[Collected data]
========================================
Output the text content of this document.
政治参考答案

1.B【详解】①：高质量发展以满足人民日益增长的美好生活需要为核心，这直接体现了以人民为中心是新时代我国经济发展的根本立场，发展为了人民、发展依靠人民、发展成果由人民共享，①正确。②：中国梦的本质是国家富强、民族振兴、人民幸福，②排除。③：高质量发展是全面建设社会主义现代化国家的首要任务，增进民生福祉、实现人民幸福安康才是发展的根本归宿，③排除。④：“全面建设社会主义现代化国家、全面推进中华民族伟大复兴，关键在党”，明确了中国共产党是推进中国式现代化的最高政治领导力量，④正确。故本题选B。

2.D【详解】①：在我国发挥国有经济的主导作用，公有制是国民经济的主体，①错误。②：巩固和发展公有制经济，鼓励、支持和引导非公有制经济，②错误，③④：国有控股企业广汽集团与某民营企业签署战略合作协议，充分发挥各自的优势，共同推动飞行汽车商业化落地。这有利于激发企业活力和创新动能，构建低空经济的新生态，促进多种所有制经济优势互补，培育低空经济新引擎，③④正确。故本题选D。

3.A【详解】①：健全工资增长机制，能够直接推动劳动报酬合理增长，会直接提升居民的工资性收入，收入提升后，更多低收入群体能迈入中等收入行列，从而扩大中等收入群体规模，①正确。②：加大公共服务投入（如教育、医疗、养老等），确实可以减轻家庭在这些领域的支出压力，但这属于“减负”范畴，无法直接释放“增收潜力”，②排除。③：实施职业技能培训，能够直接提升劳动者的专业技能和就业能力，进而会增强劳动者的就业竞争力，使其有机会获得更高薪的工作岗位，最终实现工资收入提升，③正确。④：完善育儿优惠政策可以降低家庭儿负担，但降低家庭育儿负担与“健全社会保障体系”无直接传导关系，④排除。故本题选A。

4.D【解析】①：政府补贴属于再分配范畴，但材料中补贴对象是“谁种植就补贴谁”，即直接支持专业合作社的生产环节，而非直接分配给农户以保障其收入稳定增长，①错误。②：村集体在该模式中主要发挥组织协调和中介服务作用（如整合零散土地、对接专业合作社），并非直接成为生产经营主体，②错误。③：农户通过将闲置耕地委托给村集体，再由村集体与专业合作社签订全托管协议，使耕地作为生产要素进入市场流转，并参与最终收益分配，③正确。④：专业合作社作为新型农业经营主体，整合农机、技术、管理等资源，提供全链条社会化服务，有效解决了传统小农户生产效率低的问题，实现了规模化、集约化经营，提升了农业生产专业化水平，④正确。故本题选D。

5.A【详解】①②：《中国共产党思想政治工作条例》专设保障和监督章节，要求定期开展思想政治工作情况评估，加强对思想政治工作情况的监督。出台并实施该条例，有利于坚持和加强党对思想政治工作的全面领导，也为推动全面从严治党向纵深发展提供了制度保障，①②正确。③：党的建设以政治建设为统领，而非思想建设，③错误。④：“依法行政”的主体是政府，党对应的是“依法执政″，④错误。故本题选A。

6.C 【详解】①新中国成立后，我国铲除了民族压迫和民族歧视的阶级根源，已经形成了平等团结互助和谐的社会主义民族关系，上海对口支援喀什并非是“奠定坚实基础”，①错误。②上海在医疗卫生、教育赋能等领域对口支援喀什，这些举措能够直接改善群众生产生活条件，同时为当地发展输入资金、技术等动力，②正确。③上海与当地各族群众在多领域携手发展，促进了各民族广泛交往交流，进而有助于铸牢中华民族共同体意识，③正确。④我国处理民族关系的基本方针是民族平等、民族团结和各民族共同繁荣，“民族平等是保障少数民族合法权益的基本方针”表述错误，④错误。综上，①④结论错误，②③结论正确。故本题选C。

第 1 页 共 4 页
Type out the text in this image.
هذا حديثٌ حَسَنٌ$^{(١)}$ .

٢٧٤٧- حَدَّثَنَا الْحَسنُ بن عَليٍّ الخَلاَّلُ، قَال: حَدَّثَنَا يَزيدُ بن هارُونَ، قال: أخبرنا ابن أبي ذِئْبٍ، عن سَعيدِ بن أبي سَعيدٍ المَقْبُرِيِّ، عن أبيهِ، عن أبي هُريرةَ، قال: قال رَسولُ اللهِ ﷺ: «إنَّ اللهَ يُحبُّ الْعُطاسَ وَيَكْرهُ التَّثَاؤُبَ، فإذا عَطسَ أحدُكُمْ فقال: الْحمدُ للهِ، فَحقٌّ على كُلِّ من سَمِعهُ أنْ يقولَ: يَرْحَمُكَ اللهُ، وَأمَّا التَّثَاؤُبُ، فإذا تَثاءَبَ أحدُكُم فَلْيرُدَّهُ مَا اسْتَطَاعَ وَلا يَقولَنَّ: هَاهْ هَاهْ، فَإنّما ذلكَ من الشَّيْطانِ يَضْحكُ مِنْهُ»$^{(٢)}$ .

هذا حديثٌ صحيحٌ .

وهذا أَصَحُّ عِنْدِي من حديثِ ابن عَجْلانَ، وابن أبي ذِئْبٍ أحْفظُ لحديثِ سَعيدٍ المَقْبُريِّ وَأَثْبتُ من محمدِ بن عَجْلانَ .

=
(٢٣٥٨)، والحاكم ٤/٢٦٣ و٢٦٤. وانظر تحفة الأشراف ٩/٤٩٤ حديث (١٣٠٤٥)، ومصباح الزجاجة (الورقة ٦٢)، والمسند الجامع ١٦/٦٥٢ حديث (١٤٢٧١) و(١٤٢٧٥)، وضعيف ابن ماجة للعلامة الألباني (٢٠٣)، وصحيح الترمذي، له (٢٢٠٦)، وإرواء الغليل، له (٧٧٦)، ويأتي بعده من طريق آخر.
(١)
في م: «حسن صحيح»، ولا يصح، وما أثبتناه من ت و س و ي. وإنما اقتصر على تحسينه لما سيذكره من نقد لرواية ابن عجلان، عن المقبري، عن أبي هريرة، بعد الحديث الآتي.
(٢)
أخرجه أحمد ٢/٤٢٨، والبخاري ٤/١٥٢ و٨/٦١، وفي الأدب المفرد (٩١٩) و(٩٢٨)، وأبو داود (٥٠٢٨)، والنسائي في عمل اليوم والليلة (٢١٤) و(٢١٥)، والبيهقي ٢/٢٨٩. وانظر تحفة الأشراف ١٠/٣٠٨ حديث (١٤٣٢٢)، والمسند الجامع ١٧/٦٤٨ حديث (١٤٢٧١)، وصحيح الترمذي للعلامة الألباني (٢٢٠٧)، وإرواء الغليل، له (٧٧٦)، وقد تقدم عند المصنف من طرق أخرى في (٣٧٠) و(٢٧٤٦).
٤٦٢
========================================
### [PROBLEM TO SOLVE]
Type out all of the material again, word for word.

### [THE SOLUTION]
Output the text content of this document.
政治参考答案

1.B【详解】①：高质量发展以满足人民日益增长的美好生活需要为核心，这直接体现了以人民为中心是新时代我国经济发展的根本立场，发展为了人民、发展依靠人民、发展成果由人民共享，①正确。②：中国梦的本质是国家富强、民族振兴、人民幸福，②排除。③：高质量发展是全面建设社会主义现代化国家的首要任务，增进民生福祉、实现人民幸福安康才是发展的根本归宿，③排除。④：“全面建设社会主义现代化国家、全面推进中华民族伟大复兴，关键在党”，明确了中国共产党是推进中国式现代化的最高政治领导力量，④正确。故本题选B。

2.D【详解】①：在我国发挥国有经济的主导作用，公有制是国民经济的主体，①错误。②：巩固和发展公有制经济，鼓励、支持和引导非公有制经济，②错误，③④：国有控股企业广汽集团与某民营企业签署战略合作协议，充分发挥各自的优势，共同推动飞行汽车商业化落地。这有利于激发企业活力和创新动能，构建低空经济的新生态，促进多种所有制经济优势互补，培育低空经济新引擎，③④正确。故本题选D。

3.A【详解】①：健全工资增长机制，能够直接推动劳动报酬合理增长，会直接提升居民的工资性收入，收入提升后，更多低收入群体能迈入中等收入行列，从而扩大中等收入群体规模，①正确。②：加大公共服务投入（如教育、医疗、养老等），确实可以减轻家庭在这些领域的支出压力，但这属于“减负”范畴，无法直接释放“增收潜力”，②排除。③：实施职业技能培训，能够直接提升劳动者的专业技能和就业能力，进而会增强劳动者的就业竞争力，使其有机会获得更高薪的工作岗位，最终实现工资收入提升，③正确。④：完善育儿优惠政策可以降低家庭儿负担，但降低家庭育儿负担与“健全社会保障体系”无直接传导关系，④排除。故本题选A。

4.D【解析】①：政府补贴属于再分配范畴，但材料中补贴对象是“谁种植就补贴谁”，即直接支持专业合作社的生产环节，而非直接分配给农户以保障其收入稳定增长，①错误。②：村集体在该模式中主要发挥组织协调和中介服务作用（如整合零散土地、对接专业合作社），并非直接成为生产经营主体，②错误。③：农户通过将闲置耕地委托给村集体，再由村集体与专业合作社签订全托管协议，使耕地作为生产要素进入市场流转，并参与最终收益分配，③正确。④：专业合作社作为新型农业经营主体，整合农机、技术、管理等资源，提供全链条社会化服务，有效解决了传统小农户生产效率低的问题，实现了规模化、集约化经营，提升了农业生产专业化水平，④正确。故本题选D。

5.A【详解】①②：《中国共产党思想政治工作条例》专设保障和监督章节，要求定期开展思想政治工作情况评估，加强对思想政治工作情况的监督。出台并实施该条例，有利于坚持和加强党对思想政治工作的全面领导，也为推动全面从严治党向纵深发展提供了制度保障，①②正确。③：党的建设以政治建设为统领，而非思想建设，③错误。④：“依法行政”的主体是政府，党对应的是“依法执政″，④错误。故本题选A。

6.C 【详解】①新中国成立后，我国铲除了民族压迫和民族歧视的阶级根源，已经形成了平等团结互助和谐的社会主义民族关系，上海对口支援喀什并非是“奠定坚实基础”，①错误。②上海在医疗卫生、教育赋能等领域对口支援喀什，这些举措能够直接改善群众生产生活条件，同时为当地发展输入资金、技术等动力，②正确。③上海与当地各族群众在多领域携手发展，促进了各民族广泛交往交流，进而有助于铸牢中华民族共同体意识，③正确。④我国处理民族关系的基本方针是民族平等、民族团结和各民族共同繁荣，“民族平等是保障少数民族合法权益的基本方针”表述错误，④错误。综上，①④结论错误，②③结论正确。故本题选C。

第 1 页 共 4 页
Type out the text in this image.
هذا حديثٌ حَسَنٌ$^{(١)}$ .

٢٧٤٧- حَدَّثَنَا الْحَسنُ بن عَليٍّ الخَلاَّلُ، قَال: حَدَّثَنَا يَزيدُ بن هارُونَ، قال: أخبرنا ابن أبي ذِئْبٍ، عن سَعيدِ بن أبي سَعيدٍ المَقْبُرِيِّ، عن أبيهِ، عن أبي هُريرةَ، قال: قال رَسولُ اللهِ ﷺ: «إنَّ اللهَ يُحبُّ الْعُطاسَ وَيَكْرهُ التَّثَاؤُبَ، فإذا عَطسَ أحدُكُمْ فقال: الْحمدُ للهِ، فَحقٌّ على كُلِّ من سَمِعهُ أنْ يقولَ: يَرْحَمُكَ اللهُ، وَأمَّا التَّثَاؤُبُ، فإذا تَثاءَبَ أحدُكُم فَلْيرُدَّهُ مَا اسْتَطَاعَ وَلا يَقولَنَّ: هَاهْ هَاهْ، فَإنّما ذلكَ من الشَّيْطانِ يَضْحكُ مِنْهُ»$^{(٢)}$ .

هذا حديثٌ صحيحٌ .

وهذا أَصَحُّ عِنْدِي من حديثِ ابن عَجْلانَ، وابن أبي ذِئْبٍ أحْفظُ لحديثِ سَعيدٍ المَقْبُريِّ وَأَثْبتُ من محمدِ بن عَجْلانَ .

=
(٢٣٥٨)، والحاكم ٤/٢٦٣ و٢٦٤. وانظر تحفة الأشراف ٩/٤٩٤ حديث (١٣٠٤٥)، ومصباح الزجاجة (الورقة ٦٢)، والمسند الجامع ١٦/٦٥٢ حديث (١٤٢٧١) و(١٤٢٧٥)، وضعيف ابن ماجة للعلامة الألباني (٢٠٣)، وصحيح الترمذي، له (٢٢٠٦)، وإرواء الغليل، له (٧٧٦)، ويأتي بعده من طريق آخر.
(١)
في م: «حسن صحيح»، ولا يصح، وما أثبتناه من ت و س و ي. وإنما اقتصر على تحسينه لما سيذكره من نقد لرواية ابن عجلان، عن المقبري، عن أبي هريرة، بعد الحديث الآتي.
(٢)
أخرجه أحمد ٢/٤٢٨، والبخاري ٤/١٥٢ و٨/٦١، وفي الأدب المفرد (٩١٩) و(٩٢٨)، وأبو داود (٥٠٢٨)، والنسائي في عمل اليوم والليلة (٢١٤) و(٢١٥)، والبيهقي ٢/٢٨٩. وانظر تحفة الأشراف ١٠/٣٠٨ حديث (١٤٣٢٢)، والمسند الجامع ١٧/٦٤٨ حديث (١٤٢٧١)، وصحيح الترمذي للعلامة الألباني (٢٢٠٧)، وإرواء الغليل، له (٧٧٦)، وقد تقدم عند المصنف من طرق أخرى في (٣٧٠) و(٢٧٤٦).
٤٦٢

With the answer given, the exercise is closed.